Pull out all lines from the listing below in which the word "ہندوستان" appears.

■ **EXCERPTED RECORDS**:

◇ ◇ ◇

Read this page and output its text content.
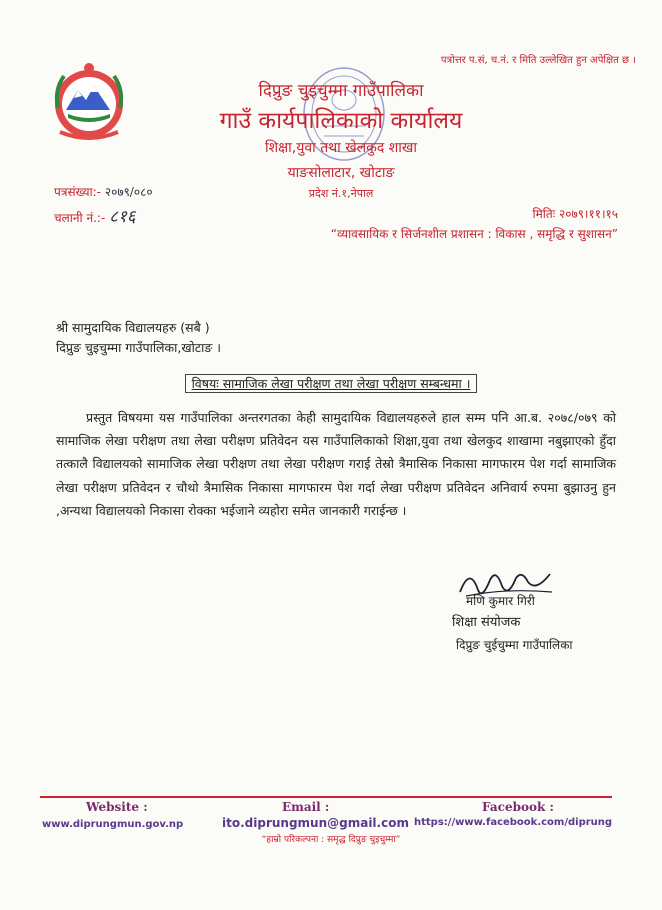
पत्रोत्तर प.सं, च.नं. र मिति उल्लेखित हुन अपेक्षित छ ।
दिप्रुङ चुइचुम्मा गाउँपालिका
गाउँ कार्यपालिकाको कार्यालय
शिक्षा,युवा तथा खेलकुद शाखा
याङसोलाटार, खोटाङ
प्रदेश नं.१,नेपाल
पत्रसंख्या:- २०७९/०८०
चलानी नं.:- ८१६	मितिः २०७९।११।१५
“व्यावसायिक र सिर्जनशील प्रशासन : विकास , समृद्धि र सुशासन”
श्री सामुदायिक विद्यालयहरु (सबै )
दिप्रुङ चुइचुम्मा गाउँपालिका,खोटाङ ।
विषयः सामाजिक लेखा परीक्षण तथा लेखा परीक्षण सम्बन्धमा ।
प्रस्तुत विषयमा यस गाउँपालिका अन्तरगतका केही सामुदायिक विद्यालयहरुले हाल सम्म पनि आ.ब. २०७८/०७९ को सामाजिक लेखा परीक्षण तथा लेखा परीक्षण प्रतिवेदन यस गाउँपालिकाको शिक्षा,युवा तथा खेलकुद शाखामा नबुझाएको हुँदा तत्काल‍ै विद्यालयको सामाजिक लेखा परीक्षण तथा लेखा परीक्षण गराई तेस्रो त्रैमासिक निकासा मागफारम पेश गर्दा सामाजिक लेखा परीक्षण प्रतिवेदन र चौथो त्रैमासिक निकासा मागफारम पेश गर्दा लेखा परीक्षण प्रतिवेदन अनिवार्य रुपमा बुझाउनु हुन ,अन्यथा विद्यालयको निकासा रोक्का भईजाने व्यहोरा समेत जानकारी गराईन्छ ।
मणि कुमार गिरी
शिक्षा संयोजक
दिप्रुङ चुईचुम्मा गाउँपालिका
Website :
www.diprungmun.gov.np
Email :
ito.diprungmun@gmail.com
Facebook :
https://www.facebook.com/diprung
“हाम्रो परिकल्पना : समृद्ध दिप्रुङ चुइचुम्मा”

◇ ◇ ◇

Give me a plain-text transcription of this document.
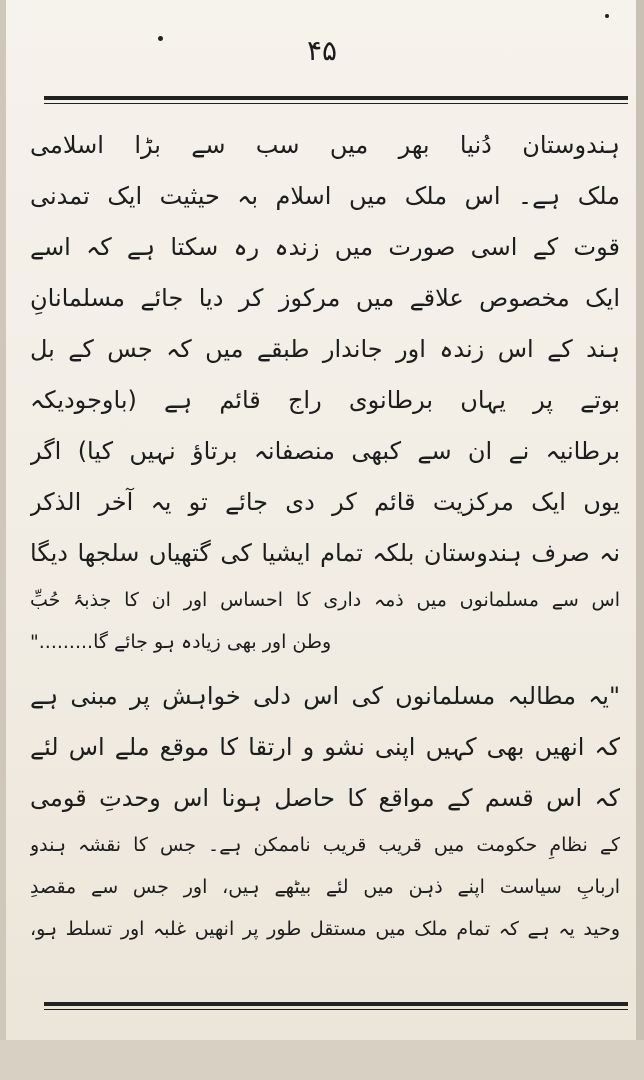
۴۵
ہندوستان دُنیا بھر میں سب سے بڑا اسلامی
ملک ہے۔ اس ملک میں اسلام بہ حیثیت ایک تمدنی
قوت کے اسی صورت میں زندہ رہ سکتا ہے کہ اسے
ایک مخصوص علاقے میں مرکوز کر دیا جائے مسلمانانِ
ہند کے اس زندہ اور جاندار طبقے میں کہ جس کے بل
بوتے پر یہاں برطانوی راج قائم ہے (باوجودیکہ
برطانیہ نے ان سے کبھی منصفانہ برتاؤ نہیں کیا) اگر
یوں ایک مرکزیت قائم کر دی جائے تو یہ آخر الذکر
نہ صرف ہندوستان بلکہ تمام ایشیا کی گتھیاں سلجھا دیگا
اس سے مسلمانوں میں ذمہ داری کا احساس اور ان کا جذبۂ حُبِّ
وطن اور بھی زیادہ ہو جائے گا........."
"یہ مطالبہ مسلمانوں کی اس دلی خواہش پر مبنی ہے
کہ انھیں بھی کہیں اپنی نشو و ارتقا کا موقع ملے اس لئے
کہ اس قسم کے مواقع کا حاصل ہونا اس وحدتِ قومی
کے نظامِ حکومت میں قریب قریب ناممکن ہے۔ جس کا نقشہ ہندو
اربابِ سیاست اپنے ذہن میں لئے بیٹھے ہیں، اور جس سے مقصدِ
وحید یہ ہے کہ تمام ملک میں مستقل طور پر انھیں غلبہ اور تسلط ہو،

◇ ◇ ◇

■ **WRITTEN SOLUTION**:
ہندوستان دُنیا بھر میں سب سے بڑا اسلامی
نہ صرف ہندوستان بلکہ تمام ایشیا کی گتھیاں سلجھا دیگا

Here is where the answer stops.